REQUIRED WORK
State how many lines of the records contain the string "more", and give no other information.

ENTRIES SHOWN

__________________________________________________

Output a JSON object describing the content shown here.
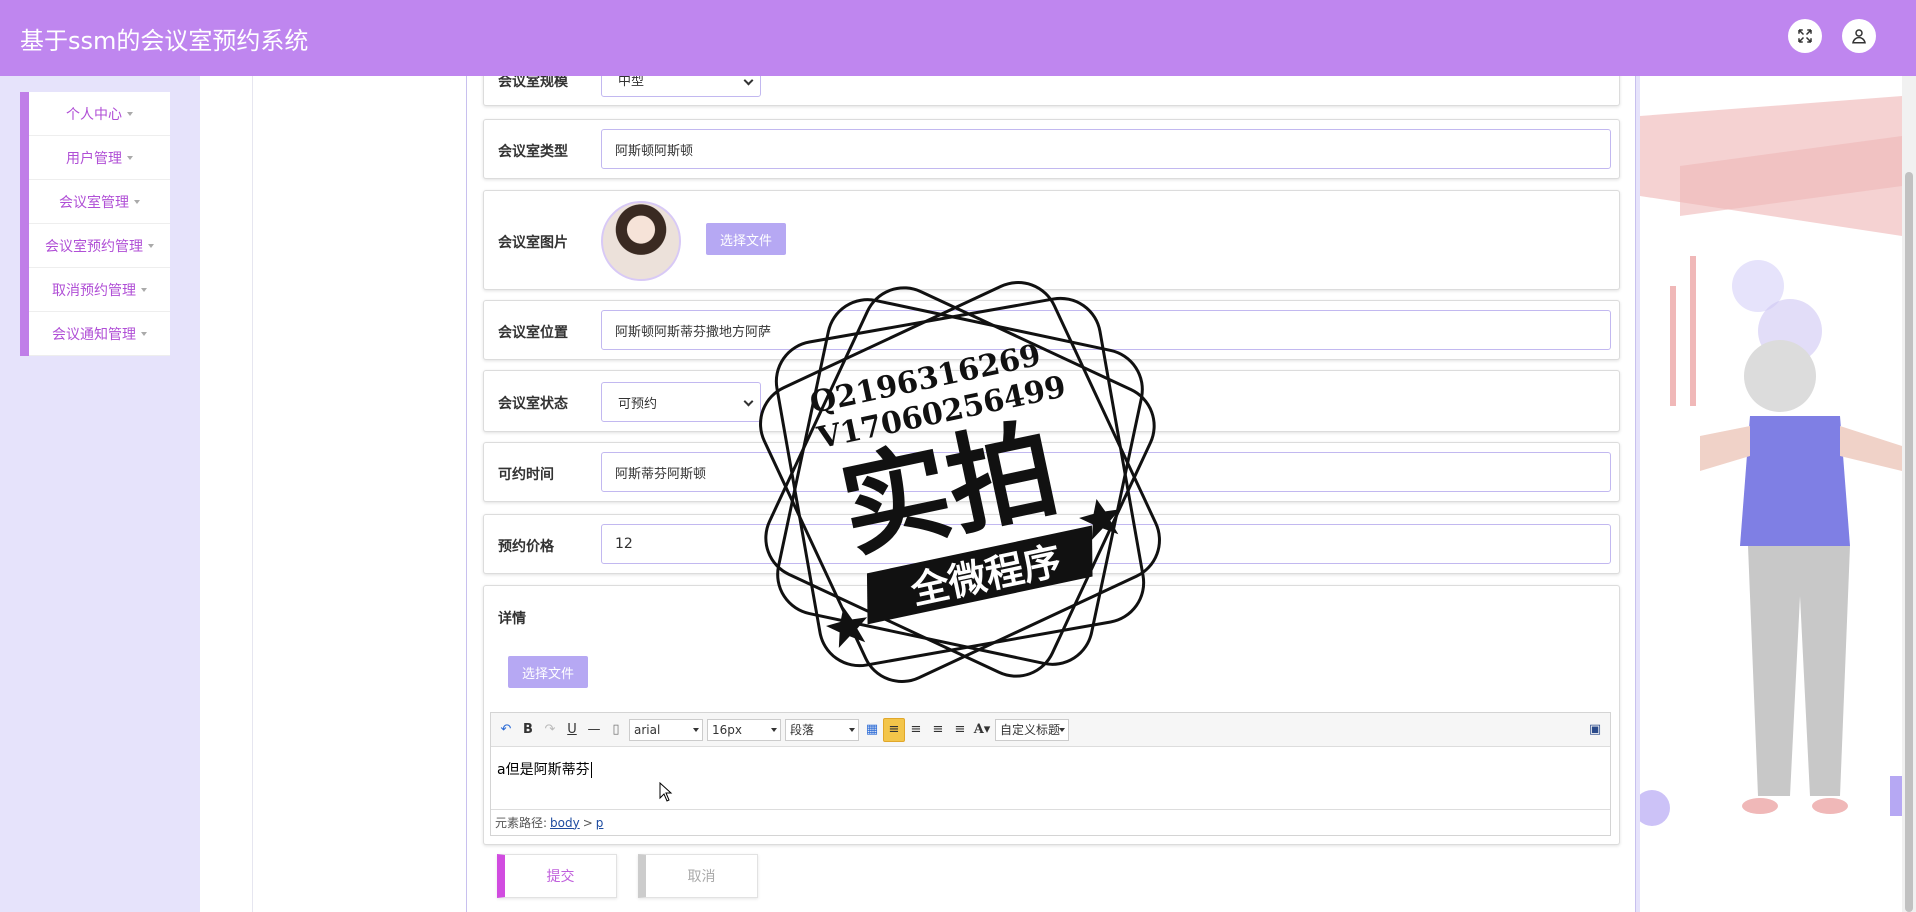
{
  "header": {
    "title": "基于ssm的会议室预约系统"
  },
  "sidebar": {
    "items": [
      {
        "label": "个人中心"
      },
      {
        "label": "用户管理"
      },
      {
        "label": "会议室管理"
      },
      {
        "label": "会议室预约管理"
      },
      {
        "label": "取消预约管理"
      },
      {
        "label": "会议通知管理"
      }
    ]
  },
  "form": {
    "scale": {
      "label": "会议室规模",
      "value": "中型"
    },
    "type": {
      "label": "会议室类型",
      "value": "阿斯顿阿斯顿"
    },
    "image": {
      "label": "会议室图片",
      "button": "选择文件"
    },
    "location": {
      "label": "会议室位置",
      "value": "阿斯顿阿斯蒂芬撒地方阿萨"
    },
    "status": {
      "label": "会议室状态",
      "value": "可预约"
    },
    "time": {
      "label": "可约时间",
      "value": "阿斯蒂芬阿斯顿"
    },
    "price": {
      "label": "预约价格",
      "value": "12"
    },
    "detail": {
      "label": "详情",
      "button": "选择文件",
      "toolbar": {
        "font": "arial",
        "size": "16px",
        "paragraph": "段落",
        "custom_title": "自定义标题"
      },
      "content": "a但是阿斯蒂芬",
      "path_label": "元素路径:",
      "path_body": "body",
      "path_sep": ">",
      "path_p": "p"
    },
    "submit": "提交",
    "cancel": "取消"
  },
  "watermark": {
    "line1": "Q2196316269",
    "line2": "V17060256499",
    "big": "实拍",
    "banner": "全微程序"
  },
  "colors": {
    "header": "#bf86ef",
    "accent": "#b04fd6",
    "file_button": "#b6a8f3"
  }
}
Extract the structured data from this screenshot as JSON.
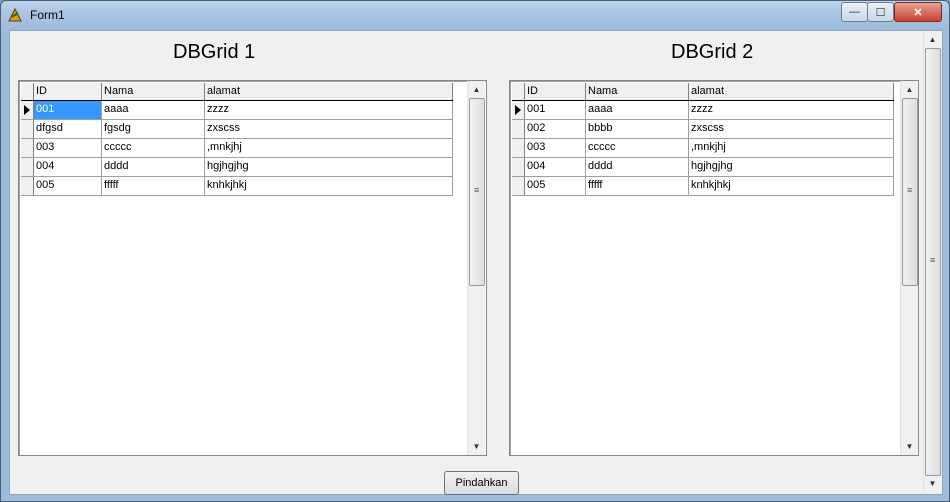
{
  "window": {
    "title": "Form1",
    "minimize_label": "—",
    "maximize_label": "☐",
    "close_label": "✕"
  },
  "headings": {
    "grid1": "DBGrid 1",
    "grid2": "DBGrid 2"
  },
  "columns": [
    "ID",
    "Nama",
    "alamat"
  ],
  "grid1": {
    "rows": [
      [
        "001",
        "aaaa",
        "zzzz"
      ],
      [
        "dfgsd",
        "fgsdg",
        "zxscss"
      ],
      [
        "003",
        "ccccc",
        ",mnkjhj"
      ],
      [
        "004",
        "dddd",
        "hgjhgjhg"
      ],
      [
        "005",
        "fffff",
        "knhkjhkj"
      ]
    ]
  },
  "grid2": {
    "rows": [
      [
        "001",
        "aaaa",
        "zzzz"
      ],
      [
        "002",
        "bbbb",
        "zxscss"
      ],
      [
        "003",
        "ccccc",
        ",mnkjhj"
      ],
      [
        "004",
        "dddd",
        "hgjhgjhg"
      ],
      [
        "005",
        "fffff",
        "knhkjhkj"
      ]
    ]
  },
  "buttons": {
    "move": "Pindahkan"
  },
  "icons": {
    "app": "delphi-form-icon",
    "scroll_up": "▲",
    "scroll_down": "▼",
    "grip": "≡"
  },
  "colors": {
    "selection": "#3399ff",
    "window_frame": "#a9c5e2",
    "close_button": "#c7432f"
  }
}
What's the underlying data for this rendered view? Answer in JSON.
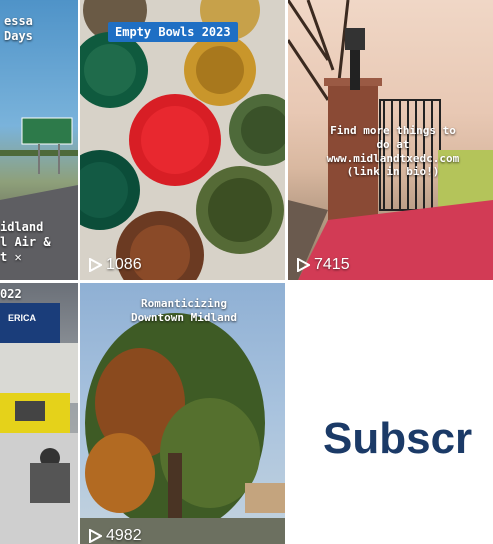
{
  "tiles": [
    {
      "id": "odessa",
      "overlay": "essa\nDays",
      "bottom_overlay": "idland\nl Air &\nt ✕"
    },
    {
      "id": "bowls",
      "badge": "Empty Bowls 2023",
      "views": "1086"
    },
    {
      "id": "lamp",
      "overlay": "Find more things to\ndo at\nwww.midlandtxedc.com\n(link in bio!)",
      "views": "7415"
    },
    {
      "id": "expo",
      "overlay": "022",
      "sign": "ERICA"
    },
    {
      "id": "tree",
      "overlay": "Romanticizing\nDowntown Midland",
      "views": "4982"
    }
  ],
  "subscribe_label": "Subscr"
}
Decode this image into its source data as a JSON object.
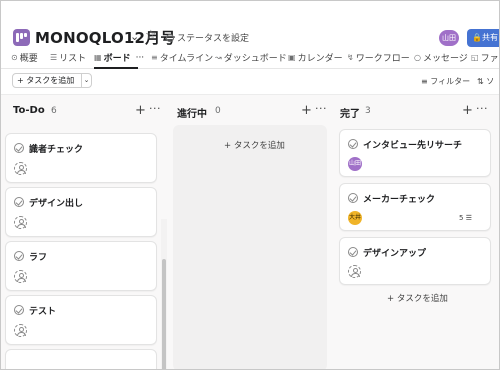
{
  "header": {
    "project_title": "MONOQLO12月号",
    "set_status_label": "ステータスを設定",
    "user_avatar_initials": "山田",
    "share_label": "共有"
  },
  "tabs": [
    {
      "label": "概要",
      "icon": "overview-icon"
    },
    {
      "label": "リスト",
      "icon": "list-icon"
    },
    {
      "label": "ボード",
      "icon": "board-icon",
      "active": true,
      "more": "···"
    },
    {
      "label": "タイムライン",
      "icon": "timeline-icon"
    },
    {
      "label": "ダッシュボード",
      "icon": "dashboard-icon"
    },
    {
      "label": "カレンダー",
      "icon": "calendar-icon"
    },
    {
      "label": "ワークフロー",
      "icon": "workflow-icon"
    },
    {
      "label": "メッセージ",
      "icon": "message-icon"
    },
    {
      "label": "ファ",
      "icon": "file-icon"
    }
  ],
  "toolbar": {
    "add_task_label": "+ タスクを追加",
    "filter_label": "フィルター",
    "sort_label": "ソ"
  },
  "columns": [
    {
      "title": "To-Do",
      "count": "6",
      "cards": [
        {
          "name": "識者チェック"
        },
        {
          "name": "デザイン出し"
        },
        {
          "name": "ラフ"
        },
        {
          "name": "テスト"
        }
      ]
    },
    {
      "title": "進行中",
      "count": "0",
      "add_task_label": "+ タスクを追加"
    },
    {
      "title": "完了",
      "count": "3",
      "cards": [
        {
          "name": "インタビュー先リサーチ",
          "assignee": "山田",
          "assignee_color": "#a070c8"
        },
        {
          "name": "メーカーチェック",
          "assignee": "大井",
          "assignee_color": "#f0b429",
          "subtask_count": "5"
        },
        {
          "name": "デザインアップ"
        }
      ],
      "add_task_label": "+ タスクを追加"
    }
  ],
  "colors": {
    "accent": "#4573d2",
    "project_icon": "#8d6ab8"
  }
}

__________________________________________________

FULL RESPONSE
2